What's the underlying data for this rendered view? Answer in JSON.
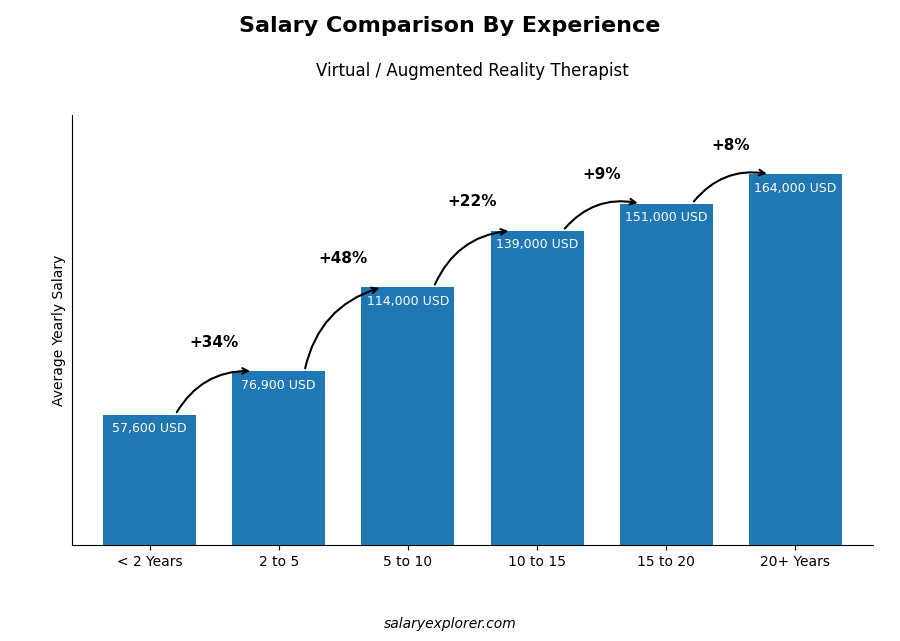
{
  "chart_data": {
    "type": "bar",
    "title": "Salary Comparison By Experience",
    "subtitle": "Virtual / Augmented Reality Therapist",
    "ylabel": "Average Yearly Salary",
    "footer": "salaryexplorer.com",
    "categories": [
      "< 2 Years",
      "2 to 5",
      "5 to 10",
      "10 to 15",
      "15 to 20",
      "20+ Years"
    ],
    "values": [
      57600,
      76900,
      114000,
      139000,
      151000,
      164000
    ],
    "value_labels": [
      "57,600 USD",
      "76,900 USD",
      "114,000 USD",
      "139,000 USD",
      "151,000 USD",
      "164,000 USD"
    ],
    "data_labels": true,
    "annotations": [
      "+34%",
      "+48%",
      "+22%",
      "+9%",
      "+8%"
    ],
    "ylim": [
      0,
      190000
    ],
    "tick_labels": "x",
    "grid": false
  }
}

----

Required work: Set down every record once more, word for word, without pictures.

Result of this exercise:
What's the underlying data for this rendered view? Answer in JSON.
{
  "chart_data": {
    "type": "bar",
    "title": "Salary Comparison By Experience",
    "subtitle": "Virtual / Augmented Reality Therapist",
    "ylabel": "Average Yearly Salary",
    "footer": "salaryexplorer.com",
    "categories": [
      "< 2 Years",
      "2 to 5",
      "5 to 10",
      "10 to 15",
      "15 to 20",
      "20+ Years"
    ],
    "values": [
      57600,
      76900,
      114000,
      139000,
      151000,
      164000
    ],
    "value_labels": [
      "57,600 USD",
      "76,900 USD",
      "114,000 USD",
      "139,000 USD",
      "151,000 USD",
      "164,000 USD"
    ],
    "data_labels": true,
    "annotations": [
      "+34%",
      "+48%",
      "+22%",
      "+9%",
      "+8%"
    ],
    "ylim": [
      0,
      190000
    ],
    "tick_labels": "x",
    "grid": false
  }
}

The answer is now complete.